** BEGIN INPUT DATA **

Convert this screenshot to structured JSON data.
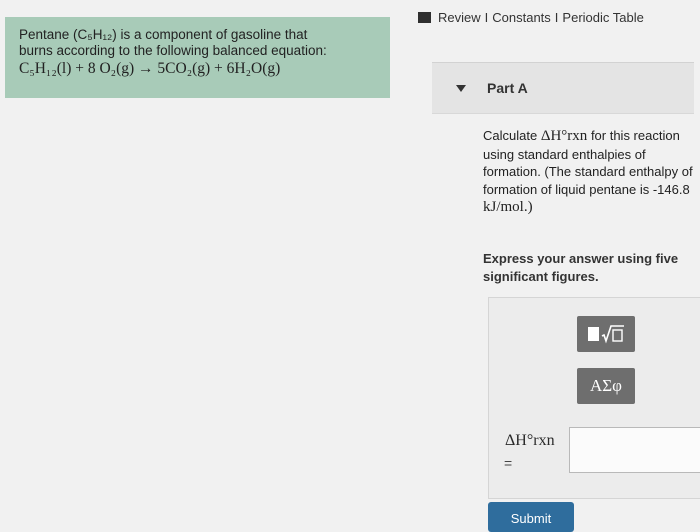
{
  "intro": {
    "line1": "Pentane (C₅H₁₂) is a component of gasoline that",
    "line2": "burns according to the following balanced equation:",
    "equation": "C₅H₁₂(l) + 8 O₂(g) → 5CO₂(g) + 6H₂O(g)"
  },
  "nav": {
    "review": "Review",
    "constants": "Constants",
    "periodic_table": "Periodic Table",
    "separator": "I"
  },
  "part": {
    "title": "Part A"
  },
  "question": {
    "prefix": "Calculate",
    "symbol": "ΔH°rxn",
    "rest": "for this reaction using standard enthalpies of formation. (The standard enthalpy of formation of liquid pentane is -146.8",
    "unit": "kJ/mol.)"
  },
  "instruction": "Express your answer using five significant figures.",
  "tools": {
    "template_icon": "template-icon",
    "greek": "ΑΣφ"
  },
  "answer": {
    "label": "ΔH°rxn",
    "equals": "=",
    "value": ""
  },
  "submit": "Submit",
  "colors": {
    "intro_bg": "#a8cbb8",
    "button_gray": "#6e6e6e",
    "submit_blue": "#2f6d9d"
  }
}
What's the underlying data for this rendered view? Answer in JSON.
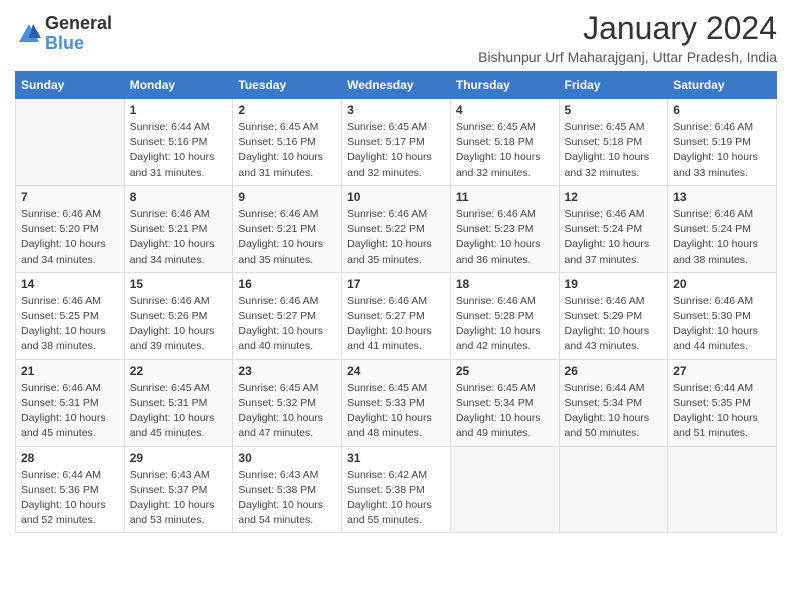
{
  "logo": {
    "text_general": "General",
    "text_blue": "Blue"
  },
  "title": "January 2024",
  "subtitle": "Bishunpur Urf Maharajganj, Uttar Pradesh, India",
  "days_of_week": [
    "Sunday",
    "Monday",
    "Tuesday",
    "Wednesday",
    "Thursday",
    "Friday",
    "Saturday"
  ],
  "weeks": [
    [
      {
        "num": "",
        "info": ""
      },
      {
        "num": "1",
        "info": "Sunrise: 6:44 AM\nSunset: 5:16 PM\nDaylight: 10 hours\nand 31 minutes."
      },
      {
        "num": "2",
        "info": "Sunrise: 6:45 AM\nSunset: 5:16 PM\nDaylight: 10 hours\nand 31 minutes."
      },
      {
        "num": "3",
        "info": "Sunrise: 6:45 AM\nSunset: 5:17 PM\nDaylight: 10 hours\nand 32 minutes."
      },
      {
        "num": "4",
        "info": "Sunrise: 6:45 AM\nSunset: 5:18 PM\nDaylight: 10 hours\nand 32 minutes."
      },
      {
        "num": "5",
        "info": "Sunrise: 6:45 AM\nSunset: 5:18 PM\nDaylight: 10 hours\nand 32 minutes."
      },
      {
        "num": "6",
        "info": "Sunrise: 6:46 AM\nSunset: 5:19 PM\nDaylight: 10 hours\nand 33 minutes."
      }
    ],
    [
      {
        "num": "7",
        "info": "Sunrise: 6:46 AM\nSunset: 5:20 PM\nDaylight: 10 hours\nand 34 minutes."
      },
      {
        "num": "8",
        "info": "Sunrise: 6:46 AM\nSunset: 5:21 PM\nDaylight: 10 hours\nand 34 minutes."
      },
      {
        "num": "9",
        "info": "Sunrise: 6:46 AM\nSunset: 5:21 PM\nDaylight: 10 hours\nand 35 minutes."
      },
      {
        "num": "10",
        "info": "Sunrise: 6:46 AM\nSunset: 5:22 PM\nDaylight: 10 hours\nand 35 minutes."
      },
      {
        "num": "11",
        "info": "Sunrise: 6:46 AM\nSunset: 5:23 PM\nDaylight: 10 hours\nand 36 minutes."
      },
      {
        "num": "12",
        "info": "Sunrise: 6:46 AM\nSunset: 5:24 PM\nDaylight: 10 hours\nand 37 minutes."
      },
      {
        "num": "13",
        "info": "Sunrise: 6:46 AM\nSunset: 5:24 PM\nDaylight: 10 hours\nand 38 minutes."
      }
    ],
    [
      {
        "num": "14",
        "info": "Sunrise: 6:46 AM\nSunset: 5:25 PM\nDaylight: 10 hours\nand 38 minutes."
      },
      {
        "num": "15",
        "info": "Sunrise: 6:46 AM\nSunset: 5:26 PM\nDaylight: 10 hours\nand 39 minutes."
      },
      {
        "num": "16",
        "info": "Sunrise: 6:46 AM\nSunset: 5:27 PM\nDaylight: 10 hours\nand 40 minutes."
      },
      {
        "num": "17",
        "info": "Sunrise: 6:46 AM\nSunset: 5:27 PM\nDaylight: 10 hours\nand 41 minutes."
      },
      {
        "num": "18",
        "info": "Sunrise: 6:46 AM\nSunset: 5:28 PM\nDaylight: 10 hours\nand 42 minutes."
      },
      {
        "num": "19",
        "info": "Sunrise: 6:46 AM\nSunset: 5:29 PM\nDaylight: 10 hours\nand 43 minutes."
      },
      {
        "num": "20",
        "info": "Sunrise: 6:46 AM\nSunset: 5:30 PM\nDaylight: 10 hours\nand 44 minutes."
      }
    ],
    [
      {
        "num": "21",
        "info": "Sunrise: 6:46 AM\nSunset: 5:31 PM\nDaylight: 10 hours\nand 45 minutes."
      },
      {
        "num": "22",
        "info": "Sunrise: 6:45 AM\nSunset: 5:31 PM\nDaylight: 10 hours\nand 45 minutes."
      },
      {
        "num": "23",
        "info": "Sunrise: 6:45 AM\nSunset: 5:32 PM\nDaylight: 10 hours\nand 47 minutes."
      },
      {
        "num": "24",
        "info": "Sunrise: 6:45 AM\nSunset: 5:33 PM\nDaylight: 10 hours\nand 48 minutes."
      },
      {
        "num": "25",
        "info": "Sunrise: 6:45 AM\nSunset: 5:34 PM\nDaylight: 10 hours\nand 49 minutes."
      },
      {
        "num": "26",
        "info": "Sunrise: 6:44 AM\nSunset: 5:34 PM\nDaylight: 10 hours\nand 50 minutes."
      },
      {
        "num": "27",
        "info": "Sunrise: 6:44 AM\nSunset: 5:35 PM\nDaylight: 10 hours\nand 51 minutes."
      }
    ],
    [
      {
        "num": "28",
        "info": "Sunrise: 6:44 AM\nSunset: 5:36 PM\nDaylight: 10 hours\nand 52 minutes."
      },
      {
        "num": "29",
        "info": "Sunrise: 6:43 AM\nSunset: 5:37 PM\nDaylight: 10 hours\nand 53 minutes."
      },
      {
        "num": "30",
        "info": "Sunrise: 6:43 AM\nSunset: 5:38 PM\nDaylight: 10 hours\nand 54 minutes."
      },
      {
        "num": "31",
        "info": "Sunrise: 6:42 AM\nSunset: 5:38 PM\nDaylight: 10 hours\nand 55 minutes."
      },
      {
        "num": "",
        "info": ""
      },
      {
        "num": "",
        "info": ""
      },
      {
        "num": "",
        "info": ""
      }
    ]
  ]
}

** END INPUT DATA **

Quote the material word for word, dropping any images it holds.

▶ **REPLY**:
Convert this screenshot to structured JSON data.
{
  "intro": {
    "line1": "Pentane (C₅H₁₂) is a component of gasoline that",
    "line2": "burns according to the following balanced equation:",
    "equation": "C₅H₁₂(l) + 8 O₂(g) → 5CO₂(g) + 6H₂O(g)"
  },
  "nav": {
    "review": "Review",
    "constants": "Constants",
    "periodic_table": "Periodic Table",
    "separator": "I"
  },
  "part": {
    "title": "Part A"
  },
  "question": {
    "prefix": "Calculate",
    "symbol": "ΔH°rxn",
    "rest": "for this reaction using standard enthalpies of formation. (The standard enthalpy of formation of liquid pentane is -146.8",
    "unit": "kJ/mol.)"
  },
  "instruction": "Express your answer using five significant figures.",
  "tools": {
    "template_icon": "template-icon",
    "greek": "ΑΣφ"
  },
  "answer": {
    "label": "ΔH°rxn",
    "equals": "=",
    "value": ""
  },
  "submit": "Submit",
  "colors": {
    "intro_bg": "#a8cbb8",
    "button_gray": "#6e6e6e",
    "submit_blue": "#2f6d9d"
  }
}
What's the underlying data for this rendered view? Answer in JSON.
{
  "logo": {
    "text_general": "General",
    "text_blue": "Blue"
  },
  "title": "January 2024",
  "subtitle": "Bishunpur Urf Maharajganj, Uttar Pradesh, India",
  "days_of_week": [
    "Sunday",
    "Monday",
    "Tuesday",
    "Wednesday",
    "Thursday",
    "Friday",
    "Saturday"
  ],
  "weeks": [
    [
      {
        "num": "",
        "info": ""
      },
      {
        "num": "1",
        "info": "Sunrise: 6:44 AM\nSunset: 5:16 PM\nDaylight: 10 hours\nand 31 minutes."
      },
      {
        "num": "2",
        "info": "Sunrise: 6:45 AM\nSunset: 5:16 PM\nDaylight: 10 hours\nand 31 minutes."
      },
      {
        "num": "3",
        "info": "Sunrise: 6:45 AM\nSunset: 5:17 PM\nDaylight: 10 hours\nand 32 minutes."
      },
      {
        "num": "4",
        "info": "Sunrise: 6:45 AM\nSunset: 5:18 PM\nDaylight: 10 hours\nand 32 minutes."
      },
      {
        "num": "5",
        "info": "Sunrise: 6:45 AM\nSunset: 5:18 PM\nDaylight: 10 hours\nand 32 minutes."
      },
      {
        "num": "6",
        "info": "Sunrise: 6:46 AM\nSunset: 5:19 PM\nDaylight: 10 hours\nand 33 minutes."
      }
    ],
    [
      {
        "num": "7",
        "info": "Sunrise: 6:46 AM\nSunset: 5:20 PM\nDaylight: 10 hours\nand 34 minutes."
      },
      {
        "num": "8",
        "info": "Sunrise: 6:46 AM\nSunset: 5:21 PM\nDaylight: 10 hours\nand 34 minutes."
      },
      {
        "num": "9",
        "info": "Sunrise: 6:46 AM\nSunset: 5:21 PM\nDaylight: 10 hours\nand 35 minutes."
      },
      {
        "num": "10",
        "info": "Sunrise: 6:46 AM\nSunset: 5:22 PM\nDaylight: 10 hours\nand 35 minutes."
      },
      {
        "num": "11",
        "info": "Sunrise: 6:46 AM\nSunset: 5:23 PM\nDaylight: 10 hours\nand 36 minutes."
      },
      {
        "num": "12",
        "info": "Sunrise: 6:46 AM\nSunset: 5:24 PM\nDaylight: 10 hours\nand 37 minutes."
      },
      {
        "num": "13",
        "info": "Sunrise: 6:46 AM\nSunset: 5:24 PM\nDaylight: 10 hours\nand 38 minutes."
      }
    ],
    [
      {
        "num": "14",
        "info": "Sunrise: 6:46 AM\nSunset: 5:25 PM\nDaylight: 10 hours\nand 38 minutes."
      },
      {
        "num": "15",
        "info": "Sunrise: 6:46 AM\nSunset: 5:26 PM\nDaylight: 10 hours\nand 39 minutes."
      },
      {
        "num": "16",
        "info": "Sunrise: 6:46 AM\nSunset: 5:27 PM\nDaylight: 10 hours\nand 40 minutes."
      },
      {
        "num": "17",
        "info": "Sunrise: 6:46 AM\nSunset: 5:27 PM\nDaylight: 10 hours\nand 41 minutes."
      },
      {
        "num": "18",
        "info": "Sunrise: 6:46 AM\nSunset: 5:28 PM\nDaylight: 10 hours\nand 42 minutes."
      },
      {
        "num": "19",
        "info": "Sunrise: 6:46 AM\nSunset: 5:29 PM\nDaylight: 10 hours\nand 43 minutes."
      },
      {
        "num": "20",
        "info": "Sunrise: 6:46 AM\nSunset: 5:30 PM\nDaylight: 10 hours\nand 44 minutes."
      }
    ],
    [
      {
        "num": "21",
        "info": "Sunrise: 6:46 AM\nSunset: 5:31 PM\nDaylight: 10 hours\nand 45 minutes."
      },
      {
        "num": "22",
        "info": "Sunrise: 6:45 AM\nSunset: 5:31 PM\nDaylight: 10 hours\nand 45 minutes."
      },
      {
        "num": "23",
        "info": "Sunrise: 6:45 AM\nSunset: 5:32 PM\nDaylight: 10 hours\nand 47 minutes."
      },
      {
        "num": "24",
        "info": "Sunrise: 6:45 AM\nSunset: 5:33 PM\nDaylight: 10 hours\nand 48 minutes."
      },
      {
        "num": "25",
        "info": "Sunrise: 6:45 AM\nSunset: 5:34 PM\nDaylight: 10 hours\nand 49 minutes."
      },
      {
        "num": "26",
        "info": "Sunrise: 6:44 AM\nSunset: 5:34 PM\nDaylight: 10 hours\nand 50 minutes."
      },
      {
        "num": "27",
        "info": "Sunrise: 6:44 AM\nSunset: 5:35 PM\nDaylight: 10 hours\nand 51 minutes."
      }
    ],
    [
      {
        "num": "28",
        "info": "Sunrise: 6:44 AM\nSunset: 5:36 PM\nDaylight: 10 hours\nand 52 minutes."
      },
      {
        "num": "29",
        "info": "Sunrise: 6:43 AM\nSunset: 5:37 PM\nDaylight: 10 hours\nand 53 minutes."
      },
      {
        "num": "30",
        "info": "Sunrise: 6:43 AM\nSunset: 5:38 PM\nDaylight: 10 hours\nand 54 minutes."
      },
      {
        "num": "31",
        "info": "Sunrise: 6:42 AM\nSunset: 5:38 PM\nDaylight: 10 hours\nand 55 minutes."
      },
      {
        "num": "",
        "info": ""
      },
      {
        "num": "",
        "info": ""
      },
      {
        "num": "",
        "info": ""
      }
    ]
  ]
}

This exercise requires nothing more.